| Records for processing |
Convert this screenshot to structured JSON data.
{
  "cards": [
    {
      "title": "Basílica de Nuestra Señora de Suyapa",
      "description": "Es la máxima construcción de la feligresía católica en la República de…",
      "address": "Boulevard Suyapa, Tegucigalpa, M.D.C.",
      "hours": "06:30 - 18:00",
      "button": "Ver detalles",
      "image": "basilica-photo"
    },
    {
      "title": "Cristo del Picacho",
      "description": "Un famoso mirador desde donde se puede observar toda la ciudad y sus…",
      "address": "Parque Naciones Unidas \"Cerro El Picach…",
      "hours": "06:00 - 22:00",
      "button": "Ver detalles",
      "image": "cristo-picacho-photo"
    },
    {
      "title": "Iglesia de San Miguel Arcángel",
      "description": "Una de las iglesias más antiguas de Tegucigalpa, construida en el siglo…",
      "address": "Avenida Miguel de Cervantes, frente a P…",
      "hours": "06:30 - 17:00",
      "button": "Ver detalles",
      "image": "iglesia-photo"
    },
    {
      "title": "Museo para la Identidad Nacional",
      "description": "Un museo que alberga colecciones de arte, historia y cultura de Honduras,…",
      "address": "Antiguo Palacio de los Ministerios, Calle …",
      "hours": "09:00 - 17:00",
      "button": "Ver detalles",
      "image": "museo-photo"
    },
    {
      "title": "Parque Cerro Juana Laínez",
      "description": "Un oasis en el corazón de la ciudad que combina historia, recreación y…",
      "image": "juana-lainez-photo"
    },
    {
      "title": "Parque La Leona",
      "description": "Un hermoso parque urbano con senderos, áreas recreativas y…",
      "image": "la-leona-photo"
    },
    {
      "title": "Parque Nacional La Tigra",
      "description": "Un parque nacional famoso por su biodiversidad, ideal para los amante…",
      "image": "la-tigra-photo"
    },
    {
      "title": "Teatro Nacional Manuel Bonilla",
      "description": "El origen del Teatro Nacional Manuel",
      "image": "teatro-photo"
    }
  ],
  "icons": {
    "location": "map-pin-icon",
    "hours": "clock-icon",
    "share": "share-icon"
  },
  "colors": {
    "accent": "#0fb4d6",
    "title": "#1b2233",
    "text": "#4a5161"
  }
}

| Task objective |
Gather each line from the listing above that holds "Suyapa".

| Solution below |
      "title": "Basílica de Nuestra Señora de Suyapa",
      "address": "Boulevard Suyapa, Tegucigalpa, M.D.C.",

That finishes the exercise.